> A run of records
•••

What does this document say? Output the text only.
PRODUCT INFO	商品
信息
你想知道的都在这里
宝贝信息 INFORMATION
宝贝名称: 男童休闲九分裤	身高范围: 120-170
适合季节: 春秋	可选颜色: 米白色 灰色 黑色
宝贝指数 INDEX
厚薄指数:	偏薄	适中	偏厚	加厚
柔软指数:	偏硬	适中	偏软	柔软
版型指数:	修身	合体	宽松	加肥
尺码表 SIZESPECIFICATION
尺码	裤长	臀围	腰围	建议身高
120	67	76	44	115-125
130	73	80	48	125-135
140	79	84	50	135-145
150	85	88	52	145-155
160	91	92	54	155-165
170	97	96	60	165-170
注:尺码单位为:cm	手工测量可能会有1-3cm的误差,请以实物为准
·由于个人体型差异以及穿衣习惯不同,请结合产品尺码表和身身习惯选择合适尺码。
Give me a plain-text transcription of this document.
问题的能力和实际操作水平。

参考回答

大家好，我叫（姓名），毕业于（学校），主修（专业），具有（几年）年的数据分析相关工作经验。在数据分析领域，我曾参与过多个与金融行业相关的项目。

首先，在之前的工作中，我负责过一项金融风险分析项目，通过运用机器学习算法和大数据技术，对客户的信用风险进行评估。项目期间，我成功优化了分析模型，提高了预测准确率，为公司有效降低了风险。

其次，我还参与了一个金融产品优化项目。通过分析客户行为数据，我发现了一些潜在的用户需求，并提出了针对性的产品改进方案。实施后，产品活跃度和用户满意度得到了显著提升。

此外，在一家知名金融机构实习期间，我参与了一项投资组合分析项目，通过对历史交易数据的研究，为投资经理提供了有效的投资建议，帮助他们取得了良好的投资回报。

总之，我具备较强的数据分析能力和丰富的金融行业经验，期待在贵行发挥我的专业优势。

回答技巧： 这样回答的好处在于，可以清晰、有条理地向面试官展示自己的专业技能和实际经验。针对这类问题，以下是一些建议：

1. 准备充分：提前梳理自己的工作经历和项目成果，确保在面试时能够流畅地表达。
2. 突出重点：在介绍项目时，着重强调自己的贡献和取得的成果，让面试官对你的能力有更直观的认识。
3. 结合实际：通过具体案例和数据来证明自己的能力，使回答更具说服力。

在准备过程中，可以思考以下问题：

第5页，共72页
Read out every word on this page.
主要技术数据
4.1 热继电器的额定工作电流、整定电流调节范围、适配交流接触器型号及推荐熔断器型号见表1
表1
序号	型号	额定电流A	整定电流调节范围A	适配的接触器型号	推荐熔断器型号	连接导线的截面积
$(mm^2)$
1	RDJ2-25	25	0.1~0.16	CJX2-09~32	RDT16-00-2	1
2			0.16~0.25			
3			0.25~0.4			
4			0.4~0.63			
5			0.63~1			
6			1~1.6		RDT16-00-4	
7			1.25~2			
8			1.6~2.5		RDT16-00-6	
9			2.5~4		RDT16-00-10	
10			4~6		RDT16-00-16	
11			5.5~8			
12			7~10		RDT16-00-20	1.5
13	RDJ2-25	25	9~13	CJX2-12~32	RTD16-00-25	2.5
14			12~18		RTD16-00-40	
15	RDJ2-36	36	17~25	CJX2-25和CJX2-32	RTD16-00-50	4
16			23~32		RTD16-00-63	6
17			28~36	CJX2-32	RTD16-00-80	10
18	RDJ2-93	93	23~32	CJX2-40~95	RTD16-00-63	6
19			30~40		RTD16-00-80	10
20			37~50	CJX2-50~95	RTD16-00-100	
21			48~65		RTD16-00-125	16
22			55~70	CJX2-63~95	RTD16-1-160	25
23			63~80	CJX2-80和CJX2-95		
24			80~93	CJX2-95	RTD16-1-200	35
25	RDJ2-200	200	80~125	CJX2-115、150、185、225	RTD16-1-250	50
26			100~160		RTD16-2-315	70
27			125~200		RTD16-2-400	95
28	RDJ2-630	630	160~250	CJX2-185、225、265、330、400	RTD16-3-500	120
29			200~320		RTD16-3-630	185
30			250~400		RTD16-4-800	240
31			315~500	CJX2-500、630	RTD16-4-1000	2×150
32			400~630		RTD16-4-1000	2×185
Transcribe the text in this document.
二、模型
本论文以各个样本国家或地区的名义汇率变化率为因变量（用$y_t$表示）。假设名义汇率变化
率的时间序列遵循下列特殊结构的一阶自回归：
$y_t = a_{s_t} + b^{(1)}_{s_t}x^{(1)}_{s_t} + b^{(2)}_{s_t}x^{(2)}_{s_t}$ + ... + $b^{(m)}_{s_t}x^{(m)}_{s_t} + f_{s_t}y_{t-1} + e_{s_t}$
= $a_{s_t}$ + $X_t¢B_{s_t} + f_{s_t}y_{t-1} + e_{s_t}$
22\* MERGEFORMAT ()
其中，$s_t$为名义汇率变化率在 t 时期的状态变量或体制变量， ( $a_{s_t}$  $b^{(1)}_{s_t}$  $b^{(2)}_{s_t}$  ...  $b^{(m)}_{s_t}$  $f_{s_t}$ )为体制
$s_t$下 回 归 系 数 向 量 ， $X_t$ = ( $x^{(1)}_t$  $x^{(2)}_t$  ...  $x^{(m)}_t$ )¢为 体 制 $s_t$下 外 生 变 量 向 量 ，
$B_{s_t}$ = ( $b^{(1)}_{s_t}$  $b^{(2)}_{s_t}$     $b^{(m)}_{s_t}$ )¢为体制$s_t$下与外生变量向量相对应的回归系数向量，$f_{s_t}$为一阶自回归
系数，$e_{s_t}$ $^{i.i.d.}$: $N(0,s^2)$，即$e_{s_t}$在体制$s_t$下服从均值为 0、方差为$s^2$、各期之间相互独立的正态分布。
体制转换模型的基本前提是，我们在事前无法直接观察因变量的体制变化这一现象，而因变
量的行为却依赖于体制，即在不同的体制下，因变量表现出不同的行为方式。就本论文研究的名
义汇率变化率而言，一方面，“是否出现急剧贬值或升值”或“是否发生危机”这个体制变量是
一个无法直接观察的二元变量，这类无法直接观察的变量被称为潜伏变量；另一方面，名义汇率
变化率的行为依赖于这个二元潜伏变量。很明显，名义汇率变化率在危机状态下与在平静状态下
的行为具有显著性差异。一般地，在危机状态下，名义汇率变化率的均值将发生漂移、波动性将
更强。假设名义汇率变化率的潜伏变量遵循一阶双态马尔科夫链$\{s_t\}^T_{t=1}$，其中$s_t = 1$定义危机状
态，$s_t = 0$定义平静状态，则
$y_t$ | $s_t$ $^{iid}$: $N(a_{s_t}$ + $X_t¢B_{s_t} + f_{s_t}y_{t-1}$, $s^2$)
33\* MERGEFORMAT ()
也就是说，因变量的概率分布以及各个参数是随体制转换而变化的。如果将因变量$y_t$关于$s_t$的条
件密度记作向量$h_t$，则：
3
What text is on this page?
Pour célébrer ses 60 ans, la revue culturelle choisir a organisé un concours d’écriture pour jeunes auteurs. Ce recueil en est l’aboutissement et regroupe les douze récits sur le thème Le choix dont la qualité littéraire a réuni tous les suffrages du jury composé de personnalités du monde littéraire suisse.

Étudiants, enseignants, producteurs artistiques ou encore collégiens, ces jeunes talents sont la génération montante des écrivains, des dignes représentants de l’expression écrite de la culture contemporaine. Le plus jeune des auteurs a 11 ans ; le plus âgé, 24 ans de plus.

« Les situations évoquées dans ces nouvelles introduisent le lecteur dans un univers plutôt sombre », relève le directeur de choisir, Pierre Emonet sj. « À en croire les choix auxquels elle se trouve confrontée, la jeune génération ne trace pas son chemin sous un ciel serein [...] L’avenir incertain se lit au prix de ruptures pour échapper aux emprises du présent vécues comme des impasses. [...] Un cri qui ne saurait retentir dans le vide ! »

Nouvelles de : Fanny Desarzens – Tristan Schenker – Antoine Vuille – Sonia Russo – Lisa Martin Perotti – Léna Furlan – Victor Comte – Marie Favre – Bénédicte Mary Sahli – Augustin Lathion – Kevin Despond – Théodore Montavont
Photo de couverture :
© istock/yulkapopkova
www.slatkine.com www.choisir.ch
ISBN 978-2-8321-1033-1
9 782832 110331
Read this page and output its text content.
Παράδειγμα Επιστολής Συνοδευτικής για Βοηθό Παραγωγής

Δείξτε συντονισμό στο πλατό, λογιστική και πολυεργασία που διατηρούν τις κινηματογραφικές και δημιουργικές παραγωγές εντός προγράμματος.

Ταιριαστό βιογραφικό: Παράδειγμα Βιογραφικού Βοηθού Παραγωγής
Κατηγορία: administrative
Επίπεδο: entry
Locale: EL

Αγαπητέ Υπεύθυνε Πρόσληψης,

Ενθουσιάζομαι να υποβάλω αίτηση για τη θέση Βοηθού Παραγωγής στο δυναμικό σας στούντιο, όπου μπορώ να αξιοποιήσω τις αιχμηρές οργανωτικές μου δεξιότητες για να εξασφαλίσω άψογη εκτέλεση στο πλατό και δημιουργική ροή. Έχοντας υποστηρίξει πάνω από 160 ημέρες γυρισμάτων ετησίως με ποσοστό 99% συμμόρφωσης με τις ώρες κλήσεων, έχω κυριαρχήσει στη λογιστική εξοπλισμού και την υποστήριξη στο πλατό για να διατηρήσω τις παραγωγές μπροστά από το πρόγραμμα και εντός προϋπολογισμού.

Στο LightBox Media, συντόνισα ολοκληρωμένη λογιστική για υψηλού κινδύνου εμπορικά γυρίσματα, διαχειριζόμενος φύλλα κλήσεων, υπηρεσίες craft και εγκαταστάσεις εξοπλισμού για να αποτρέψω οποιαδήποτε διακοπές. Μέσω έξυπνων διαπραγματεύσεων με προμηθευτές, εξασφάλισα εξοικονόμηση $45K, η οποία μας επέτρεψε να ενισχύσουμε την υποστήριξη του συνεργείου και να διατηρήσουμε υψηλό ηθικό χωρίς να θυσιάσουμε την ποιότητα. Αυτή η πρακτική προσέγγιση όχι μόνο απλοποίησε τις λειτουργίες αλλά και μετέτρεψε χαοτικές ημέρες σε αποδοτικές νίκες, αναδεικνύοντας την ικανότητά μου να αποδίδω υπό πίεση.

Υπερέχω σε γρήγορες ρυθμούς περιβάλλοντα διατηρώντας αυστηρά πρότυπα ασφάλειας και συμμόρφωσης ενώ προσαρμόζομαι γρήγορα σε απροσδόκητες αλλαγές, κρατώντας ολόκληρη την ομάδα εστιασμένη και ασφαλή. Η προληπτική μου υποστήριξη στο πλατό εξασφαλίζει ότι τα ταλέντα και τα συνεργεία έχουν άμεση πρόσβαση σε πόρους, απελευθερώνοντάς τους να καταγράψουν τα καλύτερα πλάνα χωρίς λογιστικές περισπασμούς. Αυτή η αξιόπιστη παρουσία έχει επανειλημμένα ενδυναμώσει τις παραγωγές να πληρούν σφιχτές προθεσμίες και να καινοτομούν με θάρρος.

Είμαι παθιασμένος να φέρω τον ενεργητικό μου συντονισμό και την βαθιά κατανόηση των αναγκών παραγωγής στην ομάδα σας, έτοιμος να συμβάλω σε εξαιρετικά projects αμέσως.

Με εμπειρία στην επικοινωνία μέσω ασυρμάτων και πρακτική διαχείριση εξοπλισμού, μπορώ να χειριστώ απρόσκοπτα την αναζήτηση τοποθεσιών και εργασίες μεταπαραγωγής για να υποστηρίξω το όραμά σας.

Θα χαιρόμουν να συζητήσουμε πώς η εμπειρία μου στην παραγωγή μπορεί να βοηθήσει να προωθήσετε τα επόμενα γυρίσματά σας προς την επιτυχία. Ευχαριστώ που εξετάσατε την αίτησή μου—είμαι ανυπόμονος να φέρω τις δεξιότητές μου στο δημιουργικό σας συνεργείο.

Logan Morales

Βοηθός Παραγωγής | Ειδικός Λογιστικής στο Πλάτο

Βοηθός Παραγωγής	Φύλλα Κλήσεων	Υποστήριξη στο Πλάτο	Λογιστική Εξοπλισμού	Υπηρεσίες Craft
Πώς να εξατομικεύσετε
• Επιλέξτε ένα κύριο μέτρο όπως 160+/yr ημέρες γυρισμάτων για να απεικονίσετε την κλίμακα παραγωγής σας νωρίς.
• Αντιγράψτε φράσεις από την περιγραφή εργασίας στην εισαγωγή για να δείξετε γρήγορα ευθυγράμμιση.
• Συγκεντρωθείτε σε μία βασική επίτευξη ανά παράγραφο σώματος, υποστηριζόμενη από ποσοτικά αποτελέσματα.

•••

> The request
Using the listing above, list every line in which the string "μπορώ" occurs.

> Solved problem
Ενθουσιάζομαι να υποβάλω αίτηση για τη θέση Βοηθού Παραγωγής στο δυναμικό σας στούντιο, όπου μπορώ να αξιοποιήσω τις αιχμηρές οργανωτικές μου δεξιότητες για να εξασφαλίσω άψογη εκτέλεση στο πλατό και δημιουργική ροή. Έχοντας υποστηρίξει πάνω από 160 ημέρες γυρισμάτων ετησίως με ποσοστό 99% συμμόρφωσης με τις ώρες κλήσεων, έχω κυριαρχήσει στη λογιστική εξοπλισμού και την υποστήριξη στο πλατό για να διατηρήσω τις παραγωγές μπροστά από το πρόγραμμα και εντός προϋπολογισμού.
Με εμπειρία στην επικοινωνία μέσω ασυρμάτων και πρακτική διαχείριση εξοπλισμού, μπορώ να χειριστώ απρόσκοπτα την αναζήτηση τοποθεσιών και εργασίες μεταπαραγωγής για να υποστηρίξω το όραμά σας.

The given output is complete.